---------- Data rows

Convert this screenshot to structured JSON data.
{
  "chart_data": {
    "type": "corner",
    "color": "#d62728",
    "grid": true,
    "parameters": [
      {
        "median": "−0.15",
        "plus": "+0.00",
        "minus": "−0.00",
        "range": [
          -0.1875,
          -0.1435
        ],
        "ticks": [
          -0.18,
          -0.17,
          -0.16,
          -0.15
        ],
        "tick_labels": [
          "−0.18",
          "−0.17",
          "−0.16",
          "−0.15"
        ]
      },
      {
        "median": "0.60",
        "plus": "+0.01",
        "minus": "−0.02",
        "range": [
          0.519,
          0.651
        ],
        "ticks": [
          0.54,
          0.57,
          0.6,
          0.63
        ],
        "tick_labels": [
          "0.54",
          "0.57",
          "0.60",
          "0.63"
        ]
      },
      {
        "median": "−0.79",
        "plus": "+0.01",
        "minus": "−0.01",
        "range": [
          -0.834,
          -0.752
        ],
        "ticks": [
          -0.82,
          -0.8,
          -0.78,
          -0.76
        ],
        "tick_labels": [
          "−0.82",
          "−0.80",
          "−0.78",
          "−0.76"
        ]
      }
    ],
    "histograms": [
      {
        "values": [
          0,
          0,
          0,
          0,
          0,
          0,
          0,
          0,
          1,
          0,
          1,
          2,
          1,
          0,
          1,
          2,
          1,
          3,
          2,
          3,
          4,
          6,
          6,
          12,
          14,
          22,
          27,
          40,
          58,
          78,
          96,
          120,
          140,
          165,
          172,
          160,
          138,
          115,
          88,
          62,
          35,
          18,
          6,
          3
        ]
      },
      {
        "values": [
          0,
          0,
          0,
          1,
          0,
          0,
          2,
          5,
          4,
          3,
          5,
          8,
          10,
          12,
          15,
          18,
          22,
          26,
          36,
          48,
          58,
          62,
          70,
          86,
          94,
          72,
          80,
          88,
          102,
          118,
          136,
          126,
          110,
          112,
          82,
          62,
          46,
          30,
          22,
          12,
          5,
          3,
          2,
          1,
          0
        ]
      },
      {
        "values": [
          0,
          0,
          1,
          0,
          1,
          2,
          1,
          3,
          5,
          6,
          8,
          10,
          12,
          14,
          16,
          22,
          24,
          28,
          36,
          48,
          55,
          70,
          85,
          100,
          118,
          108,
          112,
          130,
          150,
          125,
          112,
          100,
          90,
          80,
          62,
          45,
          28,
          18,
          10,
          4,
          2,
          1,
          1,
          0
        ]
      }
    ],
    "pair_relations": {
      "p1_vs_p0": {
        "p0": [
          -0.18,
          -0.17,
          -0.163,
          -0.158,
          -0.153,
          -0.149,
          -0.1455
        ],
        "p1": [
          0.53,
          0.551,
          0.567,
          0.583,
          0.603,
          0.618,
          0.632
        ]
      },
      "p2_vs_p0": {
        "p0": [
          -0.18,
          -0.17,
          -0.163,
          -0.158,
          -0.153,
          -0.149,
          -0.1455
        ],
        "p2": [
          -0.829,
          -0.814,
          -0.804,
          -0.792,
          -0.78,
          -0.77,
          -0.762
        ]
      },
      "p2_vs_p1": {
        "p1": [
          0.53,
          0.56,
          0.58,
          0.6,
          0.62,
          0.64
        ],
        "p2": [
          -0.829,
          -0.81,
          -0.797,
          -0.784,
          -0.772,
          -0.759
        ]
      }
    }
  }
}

--------------------

Copy out all of the data exactly, leaving nothing out.

Convert this screenshot to structured JSON data.
{
  "chart_data": {
    "type": "corner",
    "color": "#d62728",
    "grid": true,
    "parameters": [
      {
        "median": "−0.15",
        "plus": "+0.00",
        "minus": "−0.00",
        "range": [
          -0.1875,
          -0.1435
        ],
        "ticks": [
          -0.18,
          -0.17,
          -0.16,
          -0.15
        ],
        "tick_labels": [
          "−0.18",
          "−0.17",
          "−0.16",
          "−0.15"
        ]
      },
      {
        "median": "0.60",
        "plus": "+0.01",
        "minus": "−0.02",
        "range": [
          0.519,
          0.651
        ],
        "ticks": [
          0.54,
          0.57,
          0.6,
          0.63
        ],
        "tick_labels": [
          "0.54",
          "0.57",
          "0.60",
          "0.63"
        ]
      },
      {
        "median": "−0.79",
        "plus": "+0.01",
        "minus": "−0.01",
        "range": [
          -0.834,
          -0.752
        ],
        "ticks": [
          -0.82,
          -0.8,
          -0.78,
          -0.76
        ],
        "tick_labels": [
          "−0.82",
          "−0.80",
          "−0.78",
          "−0.76"
        ]
      }
    ],
    "histograms": [
      {
        "values": [
          0,
          0,
          0,
          0,
          0,
          0,
          0,
          0,
          1,
          0,
          1,
          2,
          1,
          0,
          1,
          2,
          1,
          3,
          2,
          3,
          4,
          6,
          6,
          12,
          14,
          22,
          27,
          40,
          58,
          78,
          96,
          120,
          140,
          165,
          172,
          160,
          138,
          115,
          88,
          62,
          35,
          18,
          6,
          3
        ]
      },
      {
        "values": [
          0,
          0,
          0,
          1,
          0,
          0,
          2,
          5,
          4,
          3,
          5,
          8,
          10,
          12,
          15,
          18,
          22,
          26,
          36,
          48,
          58,
          62,
          70,
          86,
          94,
          72,
          80,
          88,
          102,
          118,
          136,
          126,
          110,
          112,
          82,
          62,
          46,
          30,
          22,
          12,
          5,
          3,
          2,
          1,
          0
        ]
      },
      {
        "values": [
          0,
          0,
          1,
          0,
          1,
          2,
          1,
          3,
          5,
          6,
          8,
          10,
          12,
          14,
          16,
          22,
          24,
          28,
          36,
          48,
          55,
          70,
          85,
          100,
          118,
          108,
          112,
          130,
          150,
          125,
          112,
          100,
          90,
          80,
          62,
          45,
          28,
          18,
          10,
          4,
          2,
          1,
          1,
          0
        ]
      }
    ],
    "pair_relations": {
      "p1_vs_p0": {
        "p0": [
          -0.18,
          -0.17,
          -0.163,
          -0.158,
          -0.153,
          -0.149,
          -0.1455
        ],
        "p1": [
          0.53,
          0.551,
          0.567,
          0.583,
          0.603,
          0.618,
          0.632
        ]
      },
      "p2_vs_p0": {
        "p0": [
          -0.18,
          -0.17,
          -0.163,
          -0.158,
          -0.153,
          -0.149,
          -0.1455
        ],
        "p2": [
          -0.829,
          -0.814,
          -0.804,
          -0.792,
          -0.78,
          -0.77,
          -0.762
        ]
      },
      "p2_vs_p1": {
        "p1": [
          0.53,
          0.56,
          0.58,
          0.6,
          0.62,
          0.64
        ],
        "p2": [
          -0.829,
          -0.81,
          -0.797,
          -0.784,
          -0.772,
          -0.759
        ]
      }
    }
  }
}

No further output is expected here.